Items listed in a dataset
** begin **

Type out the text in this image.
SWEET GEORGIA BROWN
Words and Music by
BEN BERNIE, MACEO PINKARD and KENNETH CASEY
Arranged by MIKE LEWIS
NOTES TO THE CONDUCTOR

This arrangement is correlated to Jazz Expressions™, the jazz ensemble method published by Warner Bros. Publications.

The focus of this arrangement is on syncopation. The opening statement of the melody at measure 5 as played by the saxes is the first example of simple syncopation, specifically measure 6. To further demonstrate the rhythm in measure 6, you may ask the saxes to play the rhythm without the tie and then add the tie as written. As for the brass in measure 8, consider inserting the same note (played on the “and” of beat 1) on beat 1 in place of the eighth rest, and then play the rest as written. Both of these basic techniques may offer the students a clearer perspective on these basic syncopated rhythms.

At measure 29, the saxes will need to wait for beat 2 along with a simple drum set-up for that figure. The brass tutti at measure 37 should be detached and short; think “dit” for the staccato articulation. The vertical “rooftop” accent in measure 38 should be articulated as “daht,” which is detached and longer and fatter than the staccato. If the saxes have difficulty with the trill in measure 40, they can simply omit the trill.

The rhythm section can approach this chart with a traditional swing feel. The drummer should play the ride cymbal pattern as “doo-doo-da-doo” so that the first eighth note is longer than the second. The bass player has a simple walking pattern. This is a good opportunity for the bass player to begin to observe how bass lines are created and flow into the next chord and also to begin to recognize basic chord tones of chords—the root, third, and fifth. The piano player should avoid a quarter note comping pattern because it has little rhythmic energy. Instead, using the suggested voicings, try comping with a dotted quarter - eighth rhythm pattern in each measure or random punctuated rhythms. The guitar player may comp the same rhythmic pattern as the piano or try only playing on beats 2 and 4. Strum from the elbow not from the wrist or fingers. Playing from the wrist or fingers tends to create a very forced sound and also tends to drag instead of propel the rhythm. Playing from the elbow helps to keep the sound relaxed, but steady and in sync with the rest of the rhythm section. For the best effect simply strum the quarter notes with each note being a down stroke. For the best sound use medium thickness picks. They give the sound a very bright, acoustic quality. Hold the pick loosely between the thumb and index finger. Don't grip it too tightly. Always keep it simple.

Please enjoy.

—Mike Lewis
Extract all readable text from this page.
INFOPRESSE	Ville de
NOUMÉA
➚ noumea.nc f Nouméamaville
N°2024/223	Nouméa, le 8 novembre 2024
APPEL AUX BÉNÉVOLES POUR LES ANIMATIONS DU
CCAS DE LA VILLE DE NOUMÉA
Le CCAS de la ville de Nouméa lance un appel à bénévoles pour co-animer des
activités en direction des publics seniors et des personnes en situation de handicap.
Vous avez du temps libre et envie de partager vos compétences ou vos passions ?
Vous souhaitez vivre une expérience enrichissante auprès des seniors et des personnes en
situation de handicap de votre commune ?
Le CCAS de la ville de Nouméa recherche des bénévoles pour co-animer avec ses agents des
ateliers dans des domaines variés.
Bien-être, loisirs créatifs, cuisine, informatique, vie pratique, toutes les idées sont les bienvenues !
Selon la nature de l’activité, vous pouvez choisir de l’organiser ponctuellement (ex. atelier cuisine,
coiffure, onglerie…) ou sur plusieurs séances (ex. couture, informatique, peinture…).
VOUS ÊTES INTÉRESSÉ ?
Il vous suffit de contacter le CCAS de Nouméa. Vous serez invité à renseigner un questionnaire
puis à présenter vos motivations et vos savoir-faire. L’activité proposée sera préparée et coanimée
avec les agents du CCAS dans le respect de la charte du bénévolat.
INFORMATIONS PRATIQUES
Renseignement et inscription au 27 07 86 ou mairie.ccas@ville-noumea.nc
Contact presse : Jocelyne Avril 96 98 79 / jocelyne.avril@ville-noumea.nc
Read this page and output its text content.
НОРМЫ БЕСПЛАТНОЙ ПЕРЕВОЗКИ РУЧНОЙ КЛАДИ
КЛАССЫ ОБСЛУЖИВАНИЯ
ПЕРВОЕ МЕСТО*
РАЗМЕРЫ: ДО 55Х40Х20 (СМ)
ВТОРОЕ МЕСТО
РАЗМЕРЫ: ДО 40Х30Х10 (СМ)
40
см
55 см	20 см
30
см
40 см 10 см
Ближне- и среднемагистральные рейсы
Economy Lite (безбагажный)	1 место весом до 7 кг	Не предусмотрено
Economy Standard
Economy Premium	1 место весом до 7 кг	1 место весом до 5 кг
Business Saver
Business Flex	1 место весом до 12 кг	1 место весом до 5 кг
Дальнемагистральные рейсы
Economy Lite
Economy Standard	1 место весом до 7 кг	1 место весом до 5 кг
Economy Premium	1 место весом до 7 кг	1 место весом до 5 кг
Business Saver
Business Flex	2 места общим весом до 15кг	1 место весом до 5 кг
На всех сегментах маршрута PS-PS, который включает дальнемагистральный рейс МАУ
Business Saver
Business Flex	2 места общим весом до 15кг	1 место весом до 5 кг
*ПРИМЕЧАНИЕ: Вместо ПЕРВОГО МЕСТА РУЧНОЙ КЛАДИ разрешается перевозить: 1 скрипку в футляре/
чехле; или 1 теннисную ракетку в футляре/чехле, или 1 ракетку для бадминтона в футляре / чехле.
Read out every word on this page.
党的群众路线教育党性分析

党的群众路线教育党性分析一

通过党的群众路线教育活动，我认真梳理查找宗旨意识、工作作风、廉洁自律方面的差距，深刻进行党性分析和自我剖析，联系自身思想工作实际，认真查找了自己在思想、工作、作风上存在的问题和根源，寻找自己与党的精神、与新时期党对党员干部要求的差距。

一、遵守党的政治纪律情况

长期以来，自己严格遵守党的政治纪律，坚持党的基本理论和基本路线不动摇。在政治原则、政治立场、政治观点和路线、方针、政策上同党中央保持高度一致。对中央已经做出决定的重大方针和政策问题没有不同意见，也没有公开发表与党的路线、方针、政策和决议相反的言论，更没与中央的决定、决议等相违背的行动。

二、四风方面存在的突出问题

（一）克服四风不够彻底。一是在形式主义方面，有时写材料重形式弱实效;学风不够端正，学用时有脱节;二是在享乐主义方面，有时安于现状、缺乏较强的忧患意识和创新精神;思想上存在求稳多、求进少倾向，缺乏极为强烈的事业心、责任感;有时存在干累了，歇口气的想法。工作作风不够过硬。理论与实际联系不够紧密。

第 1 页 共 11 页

** end **

Work to be completed
Print the entries exactly. Include every one.

Expected output
Type out the text in this image.
SWEET GEORGIA BROWN
Words and Music by
BEN BERNIE, MACEO PINKARD and KENNETH CASEY
Arranged by MIKE LEWIS
NOTES TO THE CONDUCTOR

This arrangement is correlated to Jazz Expressions™, the jazz ensemble method published by Warner Bros. Publications.

The focus of this arrangement is on syncopation. The opening statement of the melody at measure 5 as played by the saxes is the first example of simple syncopation, specifically measure 6. To further demonstrate the rhythm in measure 6, you may ask the saxes to play the rhythm without the tie and then add the tie as written. As for the brass in measure 8, consider inserting the same note (played on the “and” of beat 1) on beat 1 in place of the eighth rest, and then play the rest as written. Both of these basic techniques may offer the students a clearer perspective on these basic syncopated rhythms.

At measure 29, the saxes will need to wait for beat 2 along with a simple drum set-up for that figure. The brass tutti at measure 37 should be detached and short; think “dit” for the staccato articulation. The vertical “rooftop” accent in measure 38 should be articulated as “daht,” which is detached and longer and fatter than the staccato. If the saxes have difficulty with the trill in measure 40, they can simply omit the trill.

The rhythm section can approach this chart with a traditional swing feel. The drummer should play the ride cymbal pattern as “doo-doo-da-doo” so that the first eighth note is longer than the second. The bass player has a simple walking pattern. This is a good opportunity for the bass player to begin to observe how bass lines are created and flow into the next chord and also to begin to recognize basic chord tones of chords—the root, third, and fifth. The piano player should avoid a quarter note comping pattern because it has little rhythmic energy. Instead, using the suggested voicings, try comping with a dotted quarter - eighth rhythm pattern in each measure or random punctuated rhythms. The guitar player may comp the same rhythmic pattern as the piano or try only playing on beats 2 and 4. Strum from the elbow not from the wrist or fingers. Playing from the wrist or fingers tends to create a very forced sound and also tends to drag instead of propel the rhythm. Playing from the elbow helps to keep the sound relaxed, but steady and in sync with the rest of the rhythm section. For the best effect simply strum the quarter notes with each note being a down stroke. For the best sound use medium thickness picks. They give the sound a very bright, acoustic quality. Hold the pick loosely between the thumb and index finger. Don't grip it too tightly. Always keep it simple.

Please enjoy.

—Mike Lewis
Extract all readable text from this page.
INFOPRESSE	Ville de
NOUMÉA
➚ noumea.nc f Nouméamaville
N°2024/223	Nouméa, le 8 novembre 2024
APPEL AUX BÉNÉVOLES POUR LES ANIMATIONS DU
CCAS DE LA VILLE DE NOUMÉA
Le CCAS de la ville de Nouméa lance un appel à bénévoles pour co-animer des
activités en direction des publics seniors et des personnes en situation de handicap.
Vous avez du temps libre et envie de partager vos compétences ou vos passions ?
Vous souhaitez vivre une expérience enrichissante auprès des seniors et des personnes en
situation de handicap de votre commune ?
Le CCAS de la ville de Nouméa recherche des bénévoles pour co-animer avec ses agents des
ateliers dans des domaines variés.
Bien-être, loisirs créatifs, cuisine, informatique, vie pratique, toutes les idées sont les bienvenues !
Selon la nature de l’activité, vous pouvez choisir de l’organiser ponctuellement (ex. atelier cuisine,
coiffure, onglerie…) ou sur plusieurs séances (ex. couture, informatique, peinture…).
VOUS ÊTES INTÉRESSÉ ?
Il vous suffit de contacter le CCAS de Nouméa. Vous serez invité à renseigner un questionnaire
puis à présenter vos motivations et vos savoir-faire. L’activité proposée sera préparée et coanimée
avec les agents du CCAS dans le respect de la charte du bénévolat.
INFORMATIONS PRATIQUES
Renseignement et inscription au 27 07 86 ou mairie.ccas@ville-noumea.nc
Contact presse : Jocelyne Avril 96 98 79 / jocelyne.avril@ville-noumea.nc
Read this page and output its text content.
НОРМЫ БЕСПЛАТНОЙ ПЕРЕВОЗКИ РУЧНОЙ КЛАДИ
КЛАССЫ ОБСЛУЖИВАНИЯ
ПЕРВОЕ МЕСТО*
РАЗМЕРЫ: ДО 55Х40Х20 (СМ)
ВТОРОЕ МЕСТО
РАЗМЕРЫ: ДО 40Х30Х10 (СМ)
40
см
55 см	20 см
30
см
40 см 10 см
Ближне- и среднемагистральные рейсы
Economy Lite (безбагажный)	1 место весом до 7 кг	Не предусмотрено
Economy Standard
Economy Premium	1 место весом до 7 кг	1 место весом до 5 кг
Business Saver
Business Flex	1 место весом до 12 кг	1 место весом до 5 кг
Дальнемагистральные рейсы
Economy Lite
Economy Standard	1 место весом до 7 кг	1 место весом до 5 кг
Economy Premium	1 место весом до 7 кг	1 место весом до 5 кг
Business Saver
Business Flex	2 места общим весом до 15кг	1 место весом до 5 кг
На всех сегментах маршрута PS-PS, который включает дальнемагистральный рейс МАУ
Business Saver
Business Flex	2 места общим весом до 15кг	1 место весом до 5 кг
*ПРИМЕЧАНИЕ: Вместо ПЕРВОГО МЕСТА РУЧНОЙ КЛАДИ разрешается перевозить: 1 скрипку в футляре/
чехле; или 1 теннисную ракетку в футляре/чехле, или 1 ракетку для бадминтона в футляре / чехле.
Read out every word on this page.
党的群众路线教育党性分析

党的群众路线教育党性分析一

通过党的群众路线教育活动，我认真梳理查找宗旨意识、工作作风、廉洁自律方面的差距，深刻进行党性分析和自我剖析，联系自身思想工作实际，认真查找了自己在思想、工作、作风上存在的问题和根源，寻找自己与党的精神、与新时期党对党员干部要求的差距。

一、遵守党的政治纪律情况

长期以来，自己严格遵守党的政治纪律，坚持党的基本理论和基本路线不动摇。在政治原则、政治立场、政治观点和路线、方针、政策上同党中央保持高度一致。对中央已经做出决定的重大方针和政策问题没有不同意见，也没有公开发表与党的路线、方针、政策和决议相反的言论，更没与中央的决定、决议等相违背的行动。

二、四风方面存在的突出问题

（一）克服四风不够彻底。一是在形式主义方面，有时写材料重形式弱实效;学风不够端正，学用时有脱节;二是在享乐主义方面，有时安于现状、缺乏较强的忧患意识和创新精神;思想上存在求稳多、求进少倾向，缺乏极为强烈的事业心、责任感;有时存在干累了，歇口气的想法。工作作风不够过硬。理论与实际联系不够紧密。

第 1 页 共 11 页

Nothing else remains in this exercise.